FRAGMENTO ::
━━━

Ahora bien, no solamente tiene la
humildad esencial de toda criatura que conoce su origen, sino esta otra
humildad—más penosa a la naturaleza— del pecador que conoce su historia. La
persigue el recuerdo de sus faltas.
Mas ¿qué desórdenes, se preguntará el lector, podía llorar esta privilegiada de la gracia que jamás conoció el pecado mortal?
La conciencia de los santos tiene delicadezas que nos asombran y nos desconciertan. Y, sin embargo, tienen razón. Además de que Catalina no cesó nunca de reprocharse con amargura la tibieza en que la sumió su hermana Bonaventura, atribuía particular gravedad a sus faltas de omisión de las que se acusó hasta el último momento, persuadida de que estas faltas eran la causa de los desfallecimientos de sus discípulos y las desventuras de la Iglesia: si su oración hubiese sido más ferviente ¿no hubiera evitado los azotes que ella ya veía cernerse sobre la cristiandad? «Si yo estuviera totalmente inflamada por el fuego del amor divino, decía a su confesor ¿no rezaría a mi Creador con un corazón de llamas, y El, soberanamente misericordioso, no se apiadaría de todos mis hermanos y les concedería el estar inflamados por el fuego que estaría en mí? ¿Cuál es el obstáculo para este gran bien? Mis pecados, sin duda». Se reprocha, pues, con amargura, no corresponder a la gracia. Con frecuencia, en su oración, cuando el impulso de la caridad parecía arrebatarla, se detenía de repente, como ante un obstáculo que amenazara quebrar el impulso de su oración, y se le oía acusarse:
¡Señor, yo he pecado; ten piedad de mí! Seguí en todo
momento la ley perversa que hay en mí... No te he conocido a Ti, Luz verdadera.
Y con todo le plugo a tu caridad iluminarme... Yo no he sabido guardar mi memoria llena sólo de Ti y de tus beneficios inmensos. No he fijado mi inteligencia conforme a tu voluntad, no me he aplicado únicamente a buscar tu agrado; tampoco mi voluntad se ha empleado en amarte con todas sus fuerzas y sin mesura, como Tú me lo pedías. Yo te he ofendido».
(M.V. Bernadot, O.P., Santa Catalina
de Siena al Servicio de la Iglesia, Madrid 1958, pp. 20-23. Los destacados
son nuestros).

━━━

OBJETIVO ::
Transcribe sin cambios, por favor, el pasaje del fragmento sobre Catalina de Siena que va desde "Ahora bien, no" hasta "de sus faltas.", ambos incluidos.

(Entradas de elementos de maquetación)
━━━

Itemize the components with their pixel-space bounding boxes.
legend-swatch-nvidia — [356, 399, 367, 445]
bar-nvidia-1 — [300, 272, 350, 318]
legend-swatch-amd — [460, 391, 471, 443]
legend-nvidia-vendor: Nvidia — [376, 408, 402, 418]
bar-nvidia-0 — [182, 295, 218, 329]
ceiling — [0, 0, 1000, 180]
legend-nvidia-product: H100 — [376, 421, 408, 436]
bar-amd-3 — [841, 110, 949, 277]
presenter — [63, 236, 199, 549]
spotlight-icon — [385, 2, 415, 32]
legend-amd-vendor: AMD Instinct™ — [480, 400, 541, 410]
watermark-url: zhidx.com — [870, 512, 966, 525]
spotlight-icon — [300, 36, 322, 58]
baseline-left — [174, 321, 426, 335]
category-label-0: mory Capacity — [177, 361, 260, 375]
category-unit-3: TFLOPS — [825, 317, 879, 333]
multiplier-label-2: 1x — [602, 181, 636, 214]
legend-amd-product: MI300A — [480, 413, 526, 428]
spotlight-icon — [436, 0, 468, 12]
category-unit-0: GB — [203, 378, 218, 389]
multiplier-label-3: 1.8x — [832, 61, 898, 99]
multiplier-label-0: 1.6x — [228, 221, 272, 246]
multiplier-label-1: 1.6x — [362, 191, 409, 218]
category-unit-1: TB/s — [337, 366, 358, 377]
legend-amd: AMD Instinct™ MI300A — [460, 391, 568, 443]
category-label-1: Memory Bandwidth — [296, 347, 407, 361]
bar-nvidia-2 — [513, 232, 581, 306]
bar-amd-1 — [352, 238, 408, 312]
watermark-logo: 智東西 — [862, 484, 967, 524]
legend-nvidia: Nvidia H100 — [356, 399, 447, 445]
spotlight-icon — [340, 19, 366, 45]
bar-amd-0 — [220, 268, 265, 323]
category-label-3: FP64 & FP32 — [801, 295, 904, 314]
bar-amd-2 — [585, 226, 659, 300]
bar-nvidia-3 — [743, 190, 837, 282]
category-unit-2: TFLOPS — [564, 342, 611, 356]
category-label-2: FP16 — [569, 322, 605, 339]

━━━

EJERCICIO RESUELTO ::
Ahora bien, no solamente tiene la
humildad esencial de toda criatura que conoce su origen, sino esta otra
humildad—más penosa a la naturaleza— del pecador que conoce su historia. La
persigue el recuerdo de sus faltas.